Written exercise |
Return, word for word, every line that follows.

------------------------------------------------------------

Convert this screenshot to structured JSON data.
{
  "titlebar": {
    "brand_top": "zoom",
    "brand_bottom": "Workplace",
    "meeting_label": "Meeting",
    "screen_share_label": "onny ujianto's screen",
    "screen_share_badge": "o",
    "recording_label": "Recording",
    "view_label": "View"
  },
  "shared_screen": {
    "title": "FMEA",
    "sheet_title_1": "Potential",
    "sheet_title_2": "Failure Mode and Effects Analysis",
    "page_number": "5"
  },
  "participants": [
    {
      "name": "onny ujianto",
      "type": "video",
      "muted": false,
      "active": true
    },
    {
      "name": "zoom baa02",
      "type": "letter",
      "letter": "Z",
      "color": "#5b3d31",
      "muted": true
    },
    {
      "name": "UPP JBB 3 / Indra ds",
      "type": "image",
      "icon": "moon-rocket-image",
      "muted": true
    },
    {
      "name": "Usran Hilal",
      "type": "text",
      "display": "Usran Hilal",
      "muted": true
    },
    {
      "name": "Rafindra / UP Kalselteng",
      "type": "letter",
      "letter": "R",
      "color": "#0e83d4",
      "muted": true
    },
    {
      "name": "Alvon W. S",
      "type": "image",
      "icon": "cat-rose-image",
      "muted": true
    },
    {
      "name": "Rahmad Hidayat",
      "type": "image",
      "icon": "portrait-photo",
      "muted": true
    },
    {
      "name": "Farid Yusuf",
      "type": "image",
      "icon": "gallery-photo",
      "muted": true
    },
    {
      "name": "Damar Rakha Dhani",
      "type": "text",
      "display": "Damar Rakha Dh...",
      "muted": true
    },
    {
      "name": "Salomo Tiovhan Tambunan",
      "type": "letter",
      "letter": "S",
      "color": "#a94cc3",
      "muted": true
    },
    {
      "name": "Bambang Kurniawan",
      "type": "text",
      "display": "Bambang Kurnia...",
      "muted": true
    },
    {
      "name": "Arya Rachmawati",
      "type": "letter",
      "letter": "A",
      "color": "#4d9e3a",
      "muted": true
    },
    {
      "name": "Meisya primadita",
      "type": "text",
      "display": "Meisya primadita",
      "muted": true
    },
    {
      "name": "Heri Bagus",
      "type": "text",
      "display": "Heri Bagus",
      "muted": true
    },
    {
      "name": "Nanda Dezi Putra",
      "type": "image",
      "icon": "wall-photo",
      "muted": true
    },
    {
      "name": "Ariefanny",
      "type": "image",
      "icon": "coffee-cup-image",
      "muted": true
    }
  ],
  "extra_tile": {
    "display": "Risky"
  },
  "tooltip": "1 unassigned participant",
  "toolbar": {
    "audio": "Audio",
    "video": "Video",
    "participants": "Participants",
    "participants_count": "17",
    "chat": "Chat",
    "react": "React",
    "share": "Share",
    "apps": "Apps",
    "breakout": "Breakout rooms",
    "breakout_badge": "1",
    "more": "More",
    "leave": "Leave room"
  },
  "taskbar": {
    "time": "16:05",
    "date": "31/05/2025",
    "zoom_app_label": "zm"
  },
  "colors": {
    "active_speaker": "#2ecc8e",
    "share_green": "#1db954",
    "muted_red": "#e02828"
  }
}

------------------------------------------------------------

Task response |
Convert this screenshot to structured JSON data.
{
  "titlebar": {
    "brand_top": "zoom",
    "brand_bottom": "Workplace",
    "meeting_label": "Meeting",
    "screen_share_label": "onny ujianto's screen",
    "screen_share_badge": "o",
    "recording_label": "Recording",
    "view_label": "View"
  },
  "shared_screen": {
    "title": "FMEA",
    "sheet_title_1": "Potential",
    "sheet_title_2": "Failure Mode and Effects Analysis",
    "page_number": "5"
  },
  "participants": [
    {
      "name": "onny ujianto",
      "type": "video",
      "muted": false,
      "active": true
    },
    {
      "name": "zoom baa02",
      "type": "letter",
      "letter": "Z",
      "color": "#5b3d31",
      "muted": true
    },
    {
      "name": "UPP JBB 3 / Indra ds",
      "type": "image",
      "icon": "moon-rocket-image",
      "muted": true
    },
    {
      "name": "Usran Hilal",
      "type": "text",
      "display": "Usran Hilal",
      "muted": true
    },
    {
      "name": "Rafindra / UP Kalselteng",
      "type": "letter",
      "letter": "R",
      "color": "#0e83d4",
      "muted": true
    },
    {
      "name": "Alvon W. S",
      "type": "image",
      "icon": "cat-rose-image",
      "muted": true
    },
    {
      "name": "Rahmad Hidayat",
      "type": "image",
      "icon": "portrait-photo",
      "muted": true
    },
    {
      "name": "Farid Yusuf",
      "type": "image",
      "icon": "gallery-photo",
      "muted": true
    },
    {
      "name": "Damar Rakha Dhani",
      "type": "text",
      "display": "Damar Rakha Dh...",
      "muted": true
    },
    {
      "name": "Salomo Tiovhan Tambunan",
      "type": "letter",
      "letter": "S",
      "color": "#a94cc3",
      "muted": true
    },
    {
      "name": "Bambang Kurniawan",
      "type": "text",
      "display": "Bambang Kurnia...",
      "muted": true
    },
    {
      "name": "Arya Rachmawati",
      "type": "letter",
      "letter": "A",
      "color": "#4d9e3a",
      "muted": true
    },
    {
      "name": "Meisya primadita",
      "type": "text",
      "display": "Meisya primadita",
      "muted": true
    },
    {
      "name": "Heri Bagus",
      "type": "text",
      "display": "Heri Bagus",
      "muted": true
    },
    {
      "name": "Nanda Dezi Putra",
      "type": "image",
      "icon": "wall-photo",
      "muted": true
    },
    {
      "name": "Ariefanny",
      "type": "image",
      "icon": "coffee-cup-image",
      "muted": true
    }
  ],
  "extra_tile": {
    "display": "Risky"
  },
  "tooltip": "1 unassigned participant",
  "toolbar": {
    "audio": "Audio",
    "video": "Video",
    "participants": "Participants",
    "participants_count": "17",
    "chat": "Chat",
    "react": "React",
    "share": "Share",
    "apps": "Apps",
    "breakout": "Breakout rooms",
    "breakout_badge": "1",
    "more": "More",
    "leave": "Leave room"
  },
  "taskbar": {
    "time": "16:05",
    "date": "31/05/2025",
    "zoom_app_label": "zm"
  },
  "colors": {
    "active_speaker": "#2ecc8e",
    "share_green": "#1db954",
    "muted_red": "#e02828"
  }
}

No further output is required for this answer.